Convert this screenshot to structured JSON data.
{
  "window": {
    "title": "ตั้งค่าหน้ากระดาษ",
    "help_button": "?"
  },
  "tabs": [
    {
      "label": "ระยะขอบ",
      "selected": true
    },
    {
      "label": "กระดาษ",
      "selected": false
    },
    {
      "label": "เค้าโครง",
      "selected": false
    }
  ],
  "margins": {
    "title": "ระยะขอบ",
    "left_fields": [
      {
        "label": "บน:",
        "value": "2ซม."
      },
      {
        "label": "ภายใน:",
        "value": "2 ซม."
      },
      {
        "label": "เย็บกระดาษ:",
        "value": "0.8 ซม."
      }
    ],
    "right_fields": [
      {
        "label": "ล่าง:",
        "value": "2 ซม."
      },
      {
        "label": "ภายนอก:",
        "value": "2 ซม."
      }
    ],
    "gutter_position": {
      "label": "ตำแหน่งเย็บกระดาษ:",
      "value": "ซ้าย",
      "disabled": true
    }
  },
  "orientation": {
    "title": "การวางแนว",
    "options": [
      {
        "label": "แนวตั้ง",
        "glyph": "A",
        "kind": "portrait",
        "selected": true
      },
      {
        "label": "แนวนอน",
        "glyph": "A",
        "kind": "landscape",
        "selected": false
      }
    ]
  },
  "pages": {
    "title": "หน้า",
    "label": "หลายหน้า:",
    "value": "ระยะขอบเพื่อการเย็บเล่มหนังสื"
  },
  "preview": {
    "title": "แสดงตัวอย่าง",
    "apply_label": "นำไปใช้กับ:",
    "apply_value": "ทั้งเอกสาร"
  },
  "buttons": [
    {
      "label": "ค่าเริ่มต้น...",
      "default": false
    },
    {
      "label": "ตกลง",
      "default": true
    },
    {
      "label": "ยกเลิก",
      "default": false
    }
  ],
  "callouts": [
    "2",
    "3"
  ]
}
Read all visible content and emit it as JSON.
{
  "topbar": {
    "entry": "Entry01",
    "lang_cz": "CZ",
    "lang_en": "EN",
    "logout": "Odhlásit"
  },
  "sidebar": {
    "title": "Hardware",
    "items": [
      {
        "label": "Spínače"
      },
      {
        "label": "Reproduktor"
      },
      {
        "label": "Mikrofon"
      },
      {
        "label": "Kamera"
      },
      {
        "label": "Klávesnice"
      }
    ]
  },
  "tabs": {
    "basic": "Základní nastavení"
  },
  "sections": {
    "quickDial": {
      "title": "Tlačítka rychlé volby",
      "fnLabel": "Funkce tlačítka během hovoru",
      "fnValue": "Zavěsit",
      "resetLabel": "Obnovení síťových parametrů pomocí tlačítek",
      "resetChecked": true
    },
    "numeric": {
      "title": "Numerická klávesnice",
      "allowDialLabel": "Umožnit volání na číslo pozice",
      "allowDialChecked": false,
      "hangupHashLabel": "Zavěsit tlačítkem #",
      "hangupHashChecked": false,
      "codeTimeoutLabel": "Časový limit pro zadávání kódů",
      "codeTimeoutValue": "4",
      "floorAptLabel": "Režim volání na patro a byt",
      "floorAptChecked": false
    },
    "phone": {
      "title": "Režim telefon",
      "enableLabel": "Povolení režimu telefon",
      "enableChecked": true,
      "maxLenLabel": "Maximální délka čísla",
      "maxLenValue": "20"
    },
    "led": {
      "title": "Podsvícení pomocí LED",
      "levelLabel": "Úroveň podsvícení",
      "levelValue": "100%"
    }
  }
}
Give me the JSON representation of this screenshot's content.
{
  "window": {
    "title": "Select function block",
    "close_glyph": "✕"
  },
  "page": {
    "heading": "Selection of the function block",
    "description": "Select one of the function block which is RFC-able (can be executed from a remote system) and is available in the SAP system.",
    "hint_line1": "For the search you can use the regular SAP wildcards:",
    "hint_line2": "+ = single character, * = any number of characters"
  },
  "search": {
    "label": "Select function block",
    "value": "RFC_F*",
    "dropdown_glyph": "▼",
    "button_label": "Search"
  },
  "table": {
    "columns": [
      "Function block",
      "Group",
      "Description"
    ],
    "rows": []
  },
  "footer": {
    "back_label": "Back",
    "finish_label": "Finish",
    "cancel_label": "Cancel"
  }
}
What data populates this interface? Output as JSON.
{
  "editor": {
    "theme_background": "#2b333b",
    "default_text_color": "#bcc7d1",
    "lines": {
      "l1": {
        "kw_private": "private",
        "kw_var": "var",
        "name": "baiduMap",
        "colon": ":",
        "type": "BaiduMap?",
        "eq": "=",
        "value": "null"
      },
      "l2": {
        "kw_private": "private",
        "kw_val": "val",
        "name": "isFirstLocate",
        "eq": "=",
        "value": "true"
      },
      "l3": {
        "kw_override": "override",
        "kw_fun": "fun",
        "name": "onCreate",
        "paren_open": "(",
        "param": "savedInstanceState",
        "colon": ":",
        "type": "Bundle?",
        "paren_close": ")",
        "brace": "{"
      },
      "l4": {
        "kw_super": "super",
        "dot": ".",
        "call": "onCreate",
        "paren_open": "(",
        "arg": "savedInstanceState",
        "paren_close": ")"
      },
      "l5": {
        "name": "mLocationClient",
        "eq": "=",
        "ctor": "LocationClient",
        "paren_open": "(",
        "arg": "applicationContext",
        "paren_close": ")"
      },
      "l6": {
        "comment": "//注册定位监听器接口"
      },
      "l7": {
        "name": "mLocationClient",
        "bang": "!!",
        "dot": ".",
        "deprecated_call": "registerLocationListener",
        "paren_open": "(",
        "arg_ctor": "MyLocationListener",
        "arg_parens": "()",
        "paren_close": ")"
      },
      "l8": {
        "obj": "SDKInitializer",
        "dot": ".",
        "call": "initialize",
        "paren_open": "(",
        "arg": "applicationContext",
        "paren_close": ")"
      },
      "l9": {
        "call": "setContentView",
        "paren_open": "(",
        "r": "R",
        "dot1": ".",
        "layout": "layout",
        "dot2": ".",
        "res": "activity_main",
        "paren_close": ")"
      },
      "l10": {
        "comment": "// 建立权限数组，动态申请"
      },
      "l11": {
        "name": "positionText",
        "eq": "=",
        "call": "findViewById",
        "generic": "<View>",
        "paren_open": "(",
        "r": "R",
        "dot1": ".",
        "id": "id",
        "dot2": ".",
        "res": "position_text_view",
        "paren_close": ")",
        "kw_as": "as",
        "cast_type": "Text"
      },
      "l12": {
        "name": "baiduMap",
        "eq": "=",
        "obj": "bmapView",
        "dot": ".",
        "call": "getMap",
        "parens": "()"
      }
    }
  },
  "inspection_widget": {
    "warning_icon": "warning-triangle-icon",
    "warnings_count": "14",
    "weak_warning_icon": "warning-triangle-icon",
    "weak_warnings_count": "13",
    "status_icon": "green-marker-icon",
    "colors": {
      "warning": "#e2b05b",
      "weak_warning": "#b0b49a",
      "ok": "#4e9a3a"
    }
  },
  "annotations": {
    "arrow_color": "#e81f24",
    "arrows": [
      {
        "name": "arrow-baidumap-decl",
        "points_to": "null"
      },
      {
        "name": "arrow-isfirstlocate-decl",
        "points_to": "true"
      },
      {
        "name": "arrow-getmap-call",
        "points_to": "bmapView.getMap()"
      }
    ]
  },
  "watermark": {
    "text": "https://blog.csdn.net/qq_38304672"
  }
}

════════════════════

§ **What to produce**:
Please reproduce every line of the material word for word.

§ **Answer to this task**:
Convert this screenshot to structured JSON data.
{
  "window": {
    "title": "ตั้งค่าหน้ากระดาษ",
    "help_button": "?"
  },
  "tabs": [
    {
      "label": "ระยะขอบ",
      "selected": true
    },
    {
      "label": "กระดาษ",
      "selected": false
    },
    {
      "label": "เค้าโครง",
      "selected": false
    }
  ],
  "margins": {
    "title": "ระยะขอบ",
    "left_fields": [
      {
        "label": "บน:",
        "value": "2ซม."
      },
      {
        "label": "ภายใน:",
        "value": "2 ซม."
      },
      {
        "label": "เย็บกระดาษ:",
        "value": "0.8 ซม."
      }
    ],
    "right_fields": [
      {
        "label": "ล่าง:",
        "value": "2 ซม."
      },
      {
        "label": "ภายนอก:",
        "value": "2 ซม."
      }
    ],
    "gutter_position": {
      "label": "ตำแหน่งเย็บกระดาษ:",
      "value": "ซ้าย",
      "disabled": true
    }
  },
  "orientation": {
    "title": "การวางแนว",
    "options": [
      {
        "label": "แนวตั้ง",
        "glyph": "A",
        "kind": "portrait",
        "selected": true
      },
      {
        "label": "แนวนอน",
        "glyph": "A",
        "kind": "landscape",
        "selected": false
      }
    ]
  },
  "pages": {
    "title": "หน้า",
    "label": "หลายหน้า:",
    "value": "ระยะขอบเพื่อการเย็บเล่มหนังสื"
  },
  "preview": {
    "title": "แสดงตัวอย่าง",
    "apply_label": "นำไปใช้กับ:",
    "apply_value": "ทั้งเอกสาร"
  },
  "buttons": [
    {
      "label": "ค่าเริ่มต้น...",
      "default": false
    },
    {
      "label": "ตกลง",
      "default": true
    },
    {
      "label": "ยกเลิก",
      "default": false
    }
  ],
  "callouts": [
    "2",
    "3"
  ]
}
Read all visible content and emit it as JSON.
{
  "topbar": {
    "entry": "Entry01",
    "lang_cz": "CZ",
    "lang_en": "EN",
    "logout": "Odhlásit"
  },
  "sidebar": {
    "title": "Hardware",
    "items": [
      {
        "label": "Spínače"
      },
      {
        "label": "Reproduktor"
      },
      {
        "label": "Mikrofon"
      },
      {
        "label": "Kamera"
      },
      {
        "label": "Klávesnice"
      }
    ]
  },
  "tabs": {
    "basic": "Základní nastavení"
  },
  "sections": {
    "quickDial": {
      "title": "Tlačítka rychlé volby",
      "fnLabel": "Funkce tlačítka během hovoru",
      "fnValue": "Zavěsit",
      "resetLabel": "Obnovení síťových parametrů pomocí tlačítek",
      "resetChecked": true
    },
    "numeric": {
      "title": "Numerická klávesnice",
      "allowDialLabel": "Umožnit volání na číslo pozice",
      "allowDialChecked": false,
      "hangupHashLabel": "Zavěsit tlačítkem #",
      "hangupHashChecked": false,
      "codeTimeoutLabel": "Časový limit pro zadávání kódů",
      "codeTimeoutValue": "4",
      "floorAptLabel": "Režim volání na patro a byt",
      "floorAptChecked": false
    },
    "phone": {
      "title": "Režim telefon",
      "enableLabel": "Povolení režimu telefon",
      "enableChecked": true,
      "maxLenLabel": "Maximální délka čísla",
      "maxLenValue": "20"
    },
    "led": {
      "title": "Podsvícení pomocí LED",
      "levelLabel": "Úroveň podsvícení",
      "levelValue": "100%"
    }
  }
}
Give me the JSON representation of this screenshot's content.
{
  "window": {
    "title": "Select function block",
    "close_glyph": "✕"
  },
  "page": {
    "heading": "Selection of the function block",
    "description": "Select one of the function block which is RFC-able (can be executed from a remote system) and is available in the SAP system.",
    "hint_line1": "For the search you can use the regular SAP wildcards:",
    "hint_line2": "+ = single character, * = any number of characters"
  },
  "search": {
    "label": "Select function block",
    "value": "RFC_F*",
    "dropdown_glyph": "▼",
    "button_label": "Search"
  },
  "table": {
    "columns": [
      "Function block",
      "Group",
      "Description"
    ],
    "rows": []
  },
  "footer": {
    "back_label": "Back",
    "finish_label": "Finish",
    "cancel_label": "Cancel"
  }
}
What data populates this interface? Output as JSON.
{
  "editor": {
    "theme_background": "#2b333b",
    "default_text_color": "#bcc7d1",
    "lines": {
      "l1": {
        "kw_private": "private",
        "kw_var": "var",
        "name": "baiduMap",
        "colon": ":",
        "type": "BaiduMap?",
        "eq": "=",
        "value": "null"
      },
      "l2": {
        "kw_private": "private",
        "kw_val": "val",
        "name": "isFirstLocate",
        "eq": "=",
        "value": "true"
      },
      "l3": {
        "kw_override": "override",
        "kw_fun": "fun",
        "name": "onCreate",
        "paren_open": "(",
        "param": "savedInstanceState",
        "colon": ":",
        "type": "Bundle?",
        "paren_close": ")",
        "brace": "{"
      },
      "l4": {
        "kw_super": "super",
        "dot": ".",
        "call": "onCreate",
        "paren_open": "(",
        "arg": "savedInstanceState",
        "paren_close": ")"
      },
      "l5": {
        "name": "mLocationClient",
        "eq": "=",
        "ctor": "LocationClient",
        "paren_open": "(",
        "arg": "applicationContext",
        "paren_close": ")"
      },
      "l6": {
        "comment": "//注册定位监听器接口"
      },
      "l7": {
        "name": "mLocationClient",
        "bang": "!!",
        "dot": ".",
        "deprecated_call": "registerLocationListener",
        "paren_open": "(",
        "arg_ctor": "MyLocationListener",
        "arg_parens": "()",
        "paren_close": ")"
      },
      "l8": {
        "obj": "SDKInitializer",
        "dot": ".",
        "call": "initialize",
        "paren_open": "(",
        "arg": "applicationContext",
        "paren_close": ")"
      },
      "l9": {
        "call": "setContentView",
        "paren_open": "(",
        "r": "R",
        "dot1": ".",
        "layout": "layout",
        "dot2": ".",
        "res": "activity_main",
        "paren_close": ")"
      },
      "l10": {
        "comment": "// 建立权限数组，动态申请"
      },
      "l11": {
        "name": "positionText",
        "eq": "=",
        "call": "findViewById",
        "generic": "<View>",
        "paren_open": "(",
        "r": "R",
        "dot1": ".",
        "id": "id",
        "dot2": ".",
        "res": "position_text_view",
        "paren_close": ")",
        "kw_as": "as",
        "cast_type": "Text"
      },
      "l12": {
        "name": "baiduMap",
        "eq": "=",
        "obj": "bmapView",
        "dot": ".",
        "call": "getMap",
        "parens": "()"
      }
    }
  },
  "inspection_widget": {
    "warning_icon": "warning-triangle-icon",
    "warnings_count": "14",
    "weak_warning_icon": "warning-triangle-icon",
    "weak_warnings_count": "13",
    "status_icon": "green-marker-icon",
    "colors": {
      "warning": "#e2b05b",
      "weak_warning": "#b0b49a",
      "ok": "#4e9a3a"
    }
  },
  "annotations": {
    "arrow_color": "#e81f24",
    "arrows": [
      {
        "name": "arrow-baidumap-decl",
        "points_to": "null"
      },
      {
        "name": "arrow-isfirstlocate-decl",
        "points_to": "true"
      },
      {
        "name": "arrow-getmap-call",
        "points_to": "bmapView.getMap()"
      }
    ]
  },
  "watermark": {
    "text": "https://blog.csdn.net/qq_38304672"
  }
}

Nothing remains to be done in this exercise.